>> BEGIN Excerpted text
Americans are united in professing respect for the Constitution, but they are deeply divided over what it actually means and how it ought to be interpreted. These disagreements have roiled our public life for decades. Everybody who follows politics knows about the clashes between the liberal proponents of judicial activism and the conservative defenders of judicial deference. These arguments go on and on, with neither side succeeding in persuading the other of the superior merits of its theory. Faced with this ongoing deadlock, we wonder if there is any way to achieve unity on the meaning of the Constitution.

Perhaps some new approach could break this impasse. This is the worthy purpose of Randy Barnett’s new book. The Georgetown law professor has risen to national prominence over the last several years as a defender of what might be called a libertarian constitutionalism. He has played this role both as a litigator (he helped craft the constitutional challenge to the Affordable Care Act) and as a theorist (he is the author of earlier scholarly books such as 1998’s The Structure of Liberty and 2003’s Restoring the Lost Constitution). In Our Republican Constitution: Securing the Liberty and Sovereignty of We the People, he addresses his arguments to a wider and more popular audience than the lawyers, judges, and academics who had been the primary target of his earlier work.
>> END Excerpted text
>> BEGIN Given entries
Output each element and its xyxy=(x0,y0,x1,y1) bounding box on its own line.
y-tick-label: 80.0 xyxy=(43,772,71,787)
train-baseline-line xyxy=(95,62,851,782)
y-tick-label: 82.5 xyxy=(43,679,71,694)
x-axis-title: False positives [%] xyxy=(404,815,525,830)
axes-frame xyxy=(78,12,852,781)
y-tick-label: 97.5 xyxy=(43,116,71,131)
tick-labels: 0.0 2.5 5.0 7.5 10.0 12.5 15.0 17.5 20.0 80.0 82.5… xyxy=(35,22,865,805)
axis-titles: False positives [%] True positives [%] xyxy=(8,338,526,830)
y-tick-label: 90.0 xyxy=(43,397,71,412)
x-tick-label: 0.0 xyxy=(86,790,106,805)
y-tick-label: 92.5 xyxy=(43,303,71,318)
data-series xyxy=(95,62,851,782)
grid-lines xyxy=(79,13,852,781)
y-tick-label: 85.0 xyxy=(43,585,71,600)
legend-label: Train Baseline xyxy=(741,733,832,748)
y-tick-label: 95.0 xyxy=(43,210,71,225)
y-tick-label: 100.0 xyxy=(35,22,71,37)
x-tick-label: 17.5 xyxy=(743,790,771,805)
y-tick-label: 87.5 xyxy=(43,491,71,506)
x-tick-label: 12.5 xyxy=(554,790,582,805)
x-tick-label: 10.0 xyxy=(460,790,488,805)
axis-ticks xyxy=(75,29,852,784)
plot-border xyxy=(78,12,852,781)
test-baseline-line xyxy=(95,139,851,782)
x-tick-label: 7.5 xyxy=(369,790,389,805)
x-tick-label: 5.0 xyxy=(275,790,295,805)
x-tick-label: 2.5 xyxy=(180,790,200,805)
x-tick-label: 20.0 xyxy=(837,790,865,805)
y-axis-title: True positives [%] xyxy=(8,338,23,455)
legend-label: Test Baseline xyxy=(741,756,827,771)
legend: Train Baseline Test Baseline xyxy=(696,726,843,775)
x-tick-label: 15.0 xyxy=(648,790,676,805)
>> END Given entries
### Written tasks
1. Name each book that the passage on constitutional interpretation credits to Randy Barnett.
2. Write out everything from the start of the entries down to the line containing "y-tick-label: 85.0 xyxy=(43,585,71,600)" as a numbered list, both ends included and blank lines left out.
The passage on constitutional interpretation and the entries are separate, unrelated material.

### Solution list
1.
The Structure of Liberty
Restoring the Lost Constitution
Our Republican Constitution: Securing the Liberty and Sovereignty of We the People

2.
1. Output each element and its xyxy=(x0,y0,x1,y1) bounding box on its own line.
2. y-tick-label: 80.0 xyxy=(43,772,71,787)
3. train-baseline-line xyxy=(95,62,851,782)
4. y-tick-label: 82.5 xyxy=(43,679,71,694)
5. x-axis-title: False positives [%] xyxy=(404,815,525,830)
6. axes-frame xyxy=(78,12,852,781)
7. y-tick-label: 97.5 xyxy=(43,116,71,131)
8. tick-labels: 0.0 2.5 5.0 7.5 10.0 12.5 15.0 17.5 20.0 80.0 82.5… xyxy=(35,22,865,805)
9. axis-titles: False positives [%] True positives [%] xyxy=(8,338,526,830)
10. y-tick-label: 90.0 xyxy=(43,397,71,412)
11. x-tick-label: 0.0 xyxy=(86,790,106,805)
12. y-tick-label: 92.5 xyxy=(43,303,71,318)
13. data-series xyxy=(95,62,851,782)
14. grid-lines xyxy=(79,13,852,781)
15. y-tick-label: 85.0 xyxy=(43,585,71,600)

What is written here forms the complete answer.